**What you will do:** Nothing should be left out: output all of the entries exactly.

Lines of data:
▬▬▬▬▬▬
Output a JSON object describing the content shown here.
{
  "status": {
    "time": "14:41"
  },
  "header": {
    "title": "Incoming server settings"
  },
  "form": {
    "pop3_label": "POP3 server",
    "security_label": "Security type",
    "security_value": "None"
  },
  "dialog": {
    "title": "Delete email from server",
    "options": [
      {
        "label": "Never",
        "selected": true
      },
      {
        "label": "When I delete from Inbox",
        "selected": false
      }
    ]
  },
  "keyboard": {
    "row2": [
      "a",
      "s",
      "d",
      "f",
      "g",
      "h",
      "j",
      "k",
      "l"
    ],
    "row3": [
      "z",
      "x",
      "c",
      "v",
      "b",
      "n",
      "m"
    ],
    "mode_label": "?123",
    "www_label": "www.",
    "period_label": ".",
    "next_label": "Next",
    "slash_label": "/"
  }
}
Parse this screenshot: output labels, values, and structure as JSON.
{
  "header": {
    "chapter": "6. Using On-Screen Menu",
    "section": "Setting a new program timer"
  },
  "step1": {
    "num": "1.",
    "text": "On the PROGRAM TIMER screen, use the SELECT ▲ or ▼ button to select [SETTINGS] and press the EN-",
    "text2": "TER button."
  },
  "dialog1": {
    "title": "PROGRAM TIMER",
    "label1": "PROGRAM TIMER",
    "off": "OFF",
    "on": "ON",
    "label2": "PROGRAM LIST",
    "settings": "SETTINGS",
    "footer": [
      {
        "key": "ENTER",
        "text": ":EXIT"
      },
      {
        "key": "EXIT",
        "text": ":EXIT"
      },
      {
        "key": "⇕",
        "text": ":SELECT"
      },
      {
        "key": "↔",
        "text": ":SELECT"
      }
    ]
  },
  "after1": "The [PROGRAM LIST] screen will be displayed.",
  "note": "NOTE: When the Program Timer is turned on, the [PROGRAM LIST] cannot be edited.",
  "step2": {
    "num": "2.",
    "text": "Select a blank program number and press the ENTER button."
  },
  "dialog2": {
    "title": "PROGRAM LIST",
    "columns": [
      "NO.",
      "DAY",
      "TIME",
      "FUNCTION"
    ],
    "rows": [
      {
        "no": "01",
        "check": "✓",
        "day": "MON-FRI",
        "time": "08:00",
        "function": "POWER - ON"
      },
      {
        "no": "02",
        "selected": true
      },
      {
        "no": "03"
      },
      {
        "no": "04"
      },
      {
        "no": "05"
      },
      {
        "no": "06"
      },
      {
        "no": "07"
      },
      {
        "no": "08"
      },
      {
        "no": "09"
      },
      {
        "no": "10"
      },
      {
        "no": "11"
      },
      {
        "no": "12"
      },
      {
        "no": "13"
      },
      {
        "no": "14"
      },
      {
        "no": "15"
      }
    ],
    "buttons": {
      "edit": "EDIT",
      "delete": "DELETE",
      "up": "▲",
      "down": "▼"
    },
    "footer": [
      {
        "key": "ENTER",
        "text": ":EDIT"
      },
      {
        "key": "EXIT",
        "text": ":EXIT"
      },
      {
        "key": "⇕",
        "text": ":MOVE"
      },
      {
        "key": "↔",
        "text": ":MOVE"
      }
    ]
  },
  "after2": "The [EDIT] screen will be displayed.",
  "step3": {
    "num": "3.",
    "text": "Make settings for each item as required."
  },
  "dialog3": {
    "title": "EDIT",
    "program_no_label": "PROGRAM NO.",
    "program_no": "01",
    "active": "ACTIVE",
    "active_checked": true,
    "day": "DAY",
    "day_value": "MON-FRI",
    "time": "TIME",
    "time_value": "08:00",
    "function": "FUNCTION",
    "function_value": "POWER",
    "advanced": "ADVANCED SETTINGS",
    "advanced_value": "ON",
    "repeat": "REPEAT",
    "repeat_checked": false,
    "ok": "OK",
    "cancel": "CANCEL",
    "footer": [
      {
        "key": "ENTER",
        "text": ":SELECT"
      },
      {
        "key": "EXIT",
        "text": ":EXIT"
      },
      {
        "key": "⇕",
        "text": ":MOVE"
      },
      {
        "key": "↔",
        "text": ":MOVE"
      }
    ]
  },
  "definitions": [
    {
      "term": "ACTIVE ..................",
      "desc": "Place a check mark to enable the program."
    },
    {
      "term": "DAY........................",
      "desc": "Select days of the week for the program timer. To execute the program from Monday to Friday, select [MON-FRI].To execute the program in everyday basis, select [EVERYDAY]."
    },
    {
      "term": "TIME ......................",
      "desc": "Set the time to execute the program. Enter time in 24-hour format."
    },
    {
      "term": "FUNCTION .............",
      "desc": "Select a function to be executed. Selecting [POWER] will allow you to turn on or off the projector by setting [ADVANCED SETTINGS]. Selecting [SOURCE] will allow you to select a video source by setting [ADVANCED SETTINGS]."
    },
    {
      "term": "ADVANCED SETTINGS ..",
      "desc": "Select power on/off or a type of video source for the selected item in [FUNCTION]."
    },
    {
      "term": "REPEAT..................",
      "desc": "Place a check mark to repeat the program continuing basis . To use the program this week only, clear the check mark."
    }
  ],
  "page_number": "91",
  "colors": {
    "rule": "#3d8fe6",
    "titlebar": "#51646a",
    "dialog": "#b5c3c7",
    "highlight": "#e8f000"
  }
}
▬▬▬▬▬▬
**Result of the task:**
Output a JSON object describing the content shown here.
{
  "status": {
    "time": "14:41"
  },
  "header": {
    "title": "Incoming server settings"
  },
  "form": {
    "pop3_label": "POP3 server",
    "security_label": "Security type",
    "security_value": "None"
  },
  "dialog": {
    "title": "Delete email from server",
    "options": [
      {
        "label": "Never",
        "selected": true
      },
      {
        "label": "When I delete from Inbox",
        "selected": false
      }
    ]
  },
  "keyboard": {
    "row2": [
      "a",
      "s",
      "d",
      "f",
      "g",
      "h",
      "j",
      "k",
      "l"
    ],
    "row3": [
      "z",
      "x",
      "c",
      "v",
      "b",
      "n",
      "m"
    ],
    "mode_label": "?123",
    "www_label": "www.",
    "period_label": ".",
    "next_label": "Next",
    "slash_label": "/"
  }
}
Parse this screenshot: output labels, values, and structure as JSON.
{
  "header": {
    "chapter": "6. Using On-Screen Menu",
    "section": "Setting a new program timer"
  },
  "step1": {
    "num": "1.",
    "text": "On the PROGRAM TIMER screen, use the SELECT ▲ or ▼ button to select [SETTINGS] and press the EN-",
    "text2": "TER button."
  },
  "dialog1": {
    "title": "PROGRAM TIMER",
    "label1": "PROGRAM TIMER",
    "off": "OFF",
    "on": "ON",
    "label2": "PROGRAM LIST",
    "settings": "SETTINGS",
    "footer": [
      {
        "key": "ENTER",
        "text": ":EXIT"
      },
      {
        "key": "EXIT",
        "text": ":EXIT"
      },
      {
        "key": "⇕",
        "text": ":SELECT"
      },
      {
        "key": "↔",
        "text": ":SELECT"
      }
    ]
  },
  "after1": "The [PROGRAM LIST] screen will be displayed.",
  "note": "NOTE: When the Program Timer is turned on, the [PROGRAM LIST] cannot be edited.",
  "step2": {
    "num": "2.",
    "text": "Select a blank program number and press the ENTER button."
  },
  "dialog2": {
    "title": "PROGRAM LIST",
    "columns": [
      "NO.",
      "DAY",
      "TIME",
      "FUNCTION"
    ],
    "rows": [
      {
        "no": "01",
        "check": "✓",
        "day": "MON-FRI",
        "time": "08:00",
        "function": "POWER - ON"
      },
      {
        "no": "02",
        "selected": true
      },
      {
        "no": "03"
      },
      {
        "no": "04"
      },
      {
        "no": "05"
      },
      {
        "no": "06"
      },
      {
        "no": "07"
      },
      {
        "no": "08"
      },
      {
        "no": "09"
      },
      {
        "no": "10"
      },
      {
        "no": "11"
      },
      {
        "no": "12"
      },
      {
        "no": "13"
      },
      {
        "no": "14"
      },
      {
        "no": "15"
      }
    ],
    "buttons": {
      "edit": "EDIT",
      "delete": "DELETE",
      "up": "▲",
      "down": "▼"
    },
    "footer": [
      {
        "key": "ENTER",
        "text": ":EDIT"
      },
      {
        "key": "EXIT",
        "text": ":EXIT"
      },
      {
        "key": "⇕",
        "text": ":MOVE"
      },
      {
        "key": "↔",
        "text": ":MOVE"
      }
    ]
  },
  "after2": "The [EDIT] screen will be displayed.",
  "step3": {
    "num": "3.",
    "text": "Make settings for each item as required."
  },
  "dialog3": {
    "title": "EDIT",
    "program_no_label": "PROGRAM NO.",
    "program_no": "01",
    "active": "ACTIVE",
    "active_checked": true,
    "day": "DAY",
    "day_value": "MON-FRI",
    "time": "TIME",
    "time_value": "08:00",
    "function": "FUNCTION",
    "function_value": "POWER",
    "advanced": "ADVANCED SETTINGS",
    "advanced_value": "ON",
    "repeat": "REPEAT",
    "repeat_checked": false,
    "ok": "OK",
    "cancel": "CANCEL",
    "footer": [
      {
        "key": "ENTER",
        "text": ":SELECT"
      },
      {
        "key": "EXIT",
        "text": ":EXIT"
      },
      {
        "key": "⇕",
        "text": ":MOVE"
      },
      {
        "key": "↔",
        "text": ":MOVE"
      }
    ]
  },
  "definitions": [
    {
      "term": "ACTIVE ..................",
      "desc": "Place a check mark to enable the program."
    },
    {
      "term": "DAY........................",
      "desc": "Select days of the week for the program timer. To execute the program from Monday to Friday, select [MON-FRI].To execute the program in everyday basis, select [EVERYDAY]."
    },
    {
      "term": "TIME ......................",
      "desc": "Set the time to execute the program. Enter time in 24-hour format."
    },
    {
      "term": "FUNCTION .............",
      "desc": "Select a function to be executed. Selecting [POWER] will allow you to turn on or off the projector by setting [ADVANCED SETTINGS]. Selecting [SOURCE] will allow you to select a video source by setting [ADVANCED SETTINGS]."
    },
    {
      "term": "ADVANCED SETTINGS ..",
      "desc": "Select power on/off or a type of video source for the selected item in [FUNCTION]."
    },
    {
      "term": "REPEAT..................",
      "desc": "Place a check mark to repeat the program continuing basis . To use the program this week only, clear the check mark."
    }
  ],
  "page_number": "91",
  "colors": {
    "rule": "#3d8fe6",
    "titlebar": "#51646a",
    "dialog": "#b5c3c7",
    "highlight": "#e8f000"
  }
}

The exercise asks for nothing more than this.